Stored data entries:

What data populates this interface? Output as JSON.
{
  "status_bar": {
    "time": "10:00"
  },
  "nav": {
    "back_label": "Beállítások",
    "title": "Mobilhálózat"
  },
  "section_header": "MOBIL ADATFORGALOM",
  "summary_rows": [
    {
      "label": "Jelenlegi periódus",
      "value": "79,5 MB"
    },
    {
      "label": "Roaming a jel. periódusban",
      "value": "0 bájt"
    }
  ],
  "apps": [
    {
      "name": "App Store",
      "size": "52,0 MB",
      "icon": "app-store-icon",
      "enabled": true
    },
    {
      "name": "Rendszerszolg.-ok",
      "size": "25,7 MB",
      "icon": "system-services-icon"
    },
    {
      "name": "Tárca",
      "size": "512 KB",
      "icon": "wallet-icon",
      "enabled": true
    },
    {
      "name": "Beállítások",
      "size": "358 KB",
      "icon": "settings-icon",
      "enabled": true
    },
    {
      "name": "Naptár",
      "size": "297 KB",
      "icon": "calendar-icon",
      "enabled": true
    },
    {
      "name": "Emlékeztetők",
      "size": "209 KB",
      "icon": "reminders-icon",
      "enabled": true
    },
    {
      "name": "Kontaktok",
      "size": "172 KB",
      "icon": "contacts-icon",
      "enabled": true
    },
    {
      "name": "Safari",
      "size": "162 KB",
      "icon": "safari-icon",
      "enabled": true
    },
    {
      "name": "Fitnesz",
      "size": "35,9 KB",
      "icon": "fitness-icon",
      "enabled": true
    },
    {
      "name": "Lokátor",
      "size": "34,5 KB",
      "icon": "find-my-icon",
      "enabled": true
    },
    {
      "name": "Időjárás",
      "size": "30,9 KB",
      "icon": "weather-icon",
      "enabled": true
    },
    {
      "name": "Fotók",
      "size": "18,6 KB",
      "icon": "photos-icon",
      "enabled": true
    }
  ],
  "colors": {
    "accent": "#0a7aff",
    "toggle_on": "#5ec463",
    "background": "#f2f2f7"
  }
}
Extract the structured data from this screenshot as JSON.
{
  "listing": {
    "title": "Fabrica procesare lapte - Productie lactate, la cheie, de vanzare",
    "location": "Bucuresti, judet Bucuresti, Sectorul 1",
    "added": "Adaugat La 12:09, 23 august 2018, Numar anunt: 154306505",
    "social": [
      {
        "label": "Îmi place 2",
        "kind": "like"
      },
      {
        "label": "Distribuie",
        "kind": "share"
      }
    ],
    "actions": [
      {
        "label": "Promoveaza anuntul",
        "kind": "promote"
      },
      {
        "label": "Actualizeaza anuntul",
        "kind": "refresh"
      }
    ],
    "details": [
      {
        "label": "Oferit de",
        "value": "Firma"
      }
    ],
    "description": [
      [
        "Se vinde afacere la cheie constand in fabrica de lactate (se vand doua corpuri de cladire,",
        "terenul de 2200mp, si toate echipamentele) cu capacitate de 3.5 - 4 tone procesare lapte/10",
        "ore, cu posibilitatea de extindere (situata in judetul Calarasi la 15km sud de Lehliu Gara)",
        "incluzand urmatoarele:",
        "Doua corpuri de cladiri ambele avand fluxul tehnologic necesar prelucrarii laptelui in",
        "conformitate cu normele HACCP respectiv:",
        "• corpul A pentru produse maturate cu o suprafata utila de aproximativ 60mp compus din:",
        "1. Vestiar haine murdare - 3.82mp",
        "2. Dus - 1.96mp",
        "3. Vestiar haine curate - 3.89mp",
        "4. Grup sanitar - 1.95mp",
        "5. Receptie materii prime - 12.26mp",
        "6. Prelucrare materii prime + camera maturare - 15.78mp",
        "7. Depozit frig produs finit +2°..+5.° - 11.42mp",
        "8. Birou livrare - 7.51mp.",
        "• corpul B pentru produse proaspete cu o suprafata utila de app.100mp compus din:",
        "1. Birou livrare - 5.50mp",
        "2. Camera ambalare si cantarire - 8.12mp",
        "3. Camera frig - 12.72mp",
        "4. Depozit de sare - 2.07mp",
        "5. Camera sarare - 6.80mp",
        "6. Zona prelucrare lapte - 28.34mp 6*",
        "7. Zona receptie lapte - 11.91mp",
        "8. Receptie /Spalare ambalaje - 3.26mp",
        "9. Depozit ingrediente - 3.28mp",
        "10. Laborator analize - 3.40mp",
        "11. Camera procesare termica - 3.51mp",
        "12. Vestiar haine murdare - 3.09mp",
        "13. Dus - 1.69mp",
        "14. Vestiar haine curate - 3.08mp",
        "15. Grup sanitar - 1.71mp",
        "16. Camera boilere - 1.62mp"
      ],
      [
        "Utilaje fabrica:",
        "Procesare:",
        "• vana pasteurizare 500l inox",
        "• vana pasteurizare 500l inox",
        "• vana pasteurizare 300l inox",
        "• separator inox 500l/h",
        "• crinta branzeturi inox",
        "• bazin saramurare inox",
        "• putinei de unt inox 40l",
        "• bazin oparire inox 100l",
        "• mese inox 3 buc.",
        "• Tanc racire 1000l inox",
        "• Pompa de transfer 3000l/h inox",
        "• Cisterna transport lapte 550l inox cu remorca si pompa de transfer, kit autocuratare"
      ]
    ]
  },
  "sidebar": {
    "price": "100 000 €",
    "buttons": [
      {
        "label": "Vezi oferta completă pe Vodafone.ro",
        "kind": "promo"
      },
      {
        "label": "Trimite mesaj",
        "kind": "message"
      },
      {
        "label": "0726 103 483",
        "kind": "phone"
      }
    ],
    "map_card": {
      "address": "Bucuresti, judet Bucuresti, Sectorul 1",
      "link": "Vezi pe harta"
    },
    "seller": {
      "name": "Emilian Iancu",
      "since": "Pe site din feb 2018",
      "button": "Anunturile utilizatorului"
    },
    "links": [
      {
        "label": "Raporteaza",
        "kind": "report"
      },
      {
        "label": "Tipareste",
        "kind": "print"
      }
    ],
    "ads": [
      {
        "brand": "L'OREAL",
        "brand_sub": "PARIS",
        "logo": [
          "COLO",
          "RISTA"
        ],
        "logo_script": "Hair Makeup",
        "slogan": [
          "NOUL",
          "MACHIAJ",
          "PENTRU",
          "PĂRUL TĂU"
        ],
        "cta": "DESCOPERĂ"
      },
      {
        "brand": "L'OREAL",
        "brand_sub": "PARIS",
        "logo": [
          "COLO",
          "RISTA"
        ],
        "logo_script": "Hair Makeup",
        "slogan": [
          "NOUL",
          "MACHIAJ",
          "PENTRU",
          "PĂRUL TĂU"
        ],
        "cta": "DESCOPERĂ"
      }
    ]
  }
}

What you should do: Reproduce the material above exactly; please quote every line of it.

Result of the task:
What data populates this interface? Output as JSON.
{
  "status_bar": {
    "time": "10:00"
  },
  "nav": {
    "back_label": "Beállítások",
    "title": "Mobilhálózat"
  },
  "section_header": "MOBIL ADATFORGALOM",
  "summary_rows": [
    {
      "label": "Jelenlegi periódus",
      "value": "79,5 MB"
    },
    {
      "label": "Roaming a jel. periódusban",
      "value": "0 bájt"
    }
  ],
  "apps": [
    {
      "name": "App Store",
      "size": "52,0 MB",
      "icon": "app-store-icon",
      "enabled": true
    },
    {
      "name": "Rendszerszolg.-ok",
      "size": "25,7 MB",
      "icon": "system-services-icon"
    },
    {
      "name": "Tárca",
      "size": "512 KB",
      "icon": "wallet-icon",
      "enabled": true
    },
    {
      "name": "Beállítások",
      "size": "358 KB",
      "icon": "settings-icon",
      "enabled": true
    },
    {
      "name": "Naptár",
      "size": "297 KB",
      "icon": "calendar-icon",
      "enabled": true
    },
    {
      "name": "Emlékeztetők",
      "size": "209 KB",
      "icon": "reminders-icon",
      "enabled": true
    },
    {
      "name": "Kontaktok",
      "size": "172 KB",
      "icon": "contacts-icon",
      "enabled": true
    },
    {
      "name": "Safari",
      "size": "162 KB",
      "icon": "safari-icon",
      "enabled": true
    },
    {
      "name": "Fitnesz",
      "size": "35,9 KB",
      "icon": "fitness-icon",
      "enabled": true
    },
    {
      "name": "Lokátor",
      "size": "34,5 KB",
      "icon": "find-my-icon",
      "enabled": true
    },
    {
      "name": "Időjárás",
      "size": "30,9 KB",
      "icon": "weather-icon",
      "enabled": true
    },
    {
      "name": "Fotók",
      "size": "18,6 KB",
      "icon": "photos-icon",
      "enabled": true
    }
  ],
  "colors": {
    "accent": "#0a7aff",
    "toggle_on": "#5ec463",
    "background": "#f2f2f7"
  }
}
Extract the structured data from this screenshot as JSON.
{
  "listing": {
    "title": "Fabrica procesare lapte - Productie lactate, la cheie, de vanzare",
    "location": "Bucuresti, judet Bucuresti, Sectorul 1",
    "added": "Adaugat La 12:09, 23 august 2018, Numar anunt: 154306505",
    "social": [
      {
        "label": "Îmi place 2",
        "kind": "like"
      },
      {
        "label": "Distribuie",
        "kind": "share"
      }
    ],
    "actions": [
      {
        "label": "Promoveaza anuntul",
        "kind": "promote"
      },
      {
        "label": "Actualizeaza anuntul",
        "kind": "refresh"
      }
    ],
    "details": [
      {
        "label": "Oferit de",
        "value": "Firma"
      }
    ],
    "description": [
      [
        "Se vinde afacere la cheie constand in fabrica de lactate (se vand doua corpuri de cladire,",
        "terenul de 2200mp, si toate echipamentele) cu capacitate de 3.5 - 4 tone procesare lapte/10",
        "ore, cu posibilitatea de extindere (situata in judetul Calarasi la 15km sud de Lehliu Gara)",
        "incluzand urmatoarele:",
        "Doua corpuri de cladiri ambele avand fluxul tehnologic necesar prelucrarii laptelui in",
        "conformitate cu normele HACCP respectiv:",
        "• corpul A pentru produse maturate cu o suprafata utila de aproximativ 60mp compus din:",
        "1. Vestiar haine murdare - 3.82mp",
        "2. Dus - 1.96mp",
        "3. Vestiar haine curate - 3.89mp",
        "4. Grup sanitar - 1.95mp",
        "5. Receptie materii prime - 12.26mp",
        "6. Prelucrare materii prime + camera maturare - 15.78mp",
        "7. Depozit frig produs finit +2°..+5.° - 11.42mp",
        "8. Birou livrare - 7.51mp.",
        "• corpul B pentru produse proaspete cu o suprafata utila de app.100mp compus din:",
        "1. Birou livrare - 5.50mp",
        "2. Camera ambalare si cantarire - 8.12mp",
        "3. Camera frig - 12.72mp",
        "4. Depozit de sare - 2.07mp",
        "5. Camera sarare - 6.80mp",
        "6. Zona prelucrare lapte - 28.34mp 6*",
        "7. Zona receptie lapte - 11.91mp",
        "8. Receptie /Spalare ambalaje - 3.26mp",
        "9. Depozit ingrediente - 3.28mp",
        "10. Laborator analize - 3.40mp",
        "11. Camera procesare termica - 3.51mp",
        "12. Vestiar haine murdare - 3.09mp",
        "13. Dus - 1.69mp",
        "14. Vestiar haine curate - 3.08mp",
        "15. Grup sanitar - 1.71mp",
        "16. Camera boilere - 1.62mp"
      ],
      [
        "Utilaje fabrica:",
        "Procesare:",
        "• vana pasteurizare 500l inox",
        "• vana pasteurizare 500l inox",
        "• vana pasteurizare 300l inox",
        "• separator inox 500l/h",
        "• crinta branzeturi inox",
        "• bazin saramurare inox",
        "• putinei de unt inox 40l",
        "• bazin oparire inox 100l",
        "• mese inox 3 buc.",
        "• Tanc racire 1000l inox",
        "• Pompa de transfer 3000l/h inox",
        "• Cisterna transport lapte 550l inox cu remorca si pompa de transfer, kit autocuratare"
      ]
    ]
  },
  "sidebar": {
    "price": "100 000 €",
    "buttons": [
      {
        "label": "Vezi oferta completă pe Vodafone.ro",
        "kind": "promo"
      },
      {
        "label": "Trimite mesaj",
        "kind": "message"
      },
      {
        "label": "0726 103 483",
        "kind": "phone"
      }
    ],
    "map_card": {
      "address": "Bucuresti, judet Bucuresti, Sectorul 1",
      "link": "Vezi pe harta"
    },
    "seller": {
      "name": "Emilian Iancu",
      "since": "Pe site din feb 2018",
      "button": "Anunturile utilizatorului"
    },
    "links": [
      {
        "label": "Raporteaza",
        "kind": "report"
      },
      {
        "label": "Tipareste",
        "kind": "print"
      }
    ],
    "ads": [
      {
        "brand": "L'OREAL",
        "brand_sub": "PARIS",
        "logo": [
          "COLO",
          "RISTA"
        ],
        "logo_script": "Hair Makeup",
        "slogan": [
          "NOUL",
          "MACHIAJ",
          "PENTRU",
          "PĂRUL TĂU"
        ],
        "cta": "DESCOPERĂ"
      },
      {
        "brand": "L'OREAL",
        "brand_sub": "PARIS",
        "logo": [
          "COLO",
          "RISTA"
        ],
        "logo_script": "Hair Makeup",
        "slogan": [
          "NOUL",
          "MACHIAJ",
          "PENTRU",
          "PĂRUL TĂU"
        ],
        "cta": "DESCOPERĂ"
      }
    ]
  }
}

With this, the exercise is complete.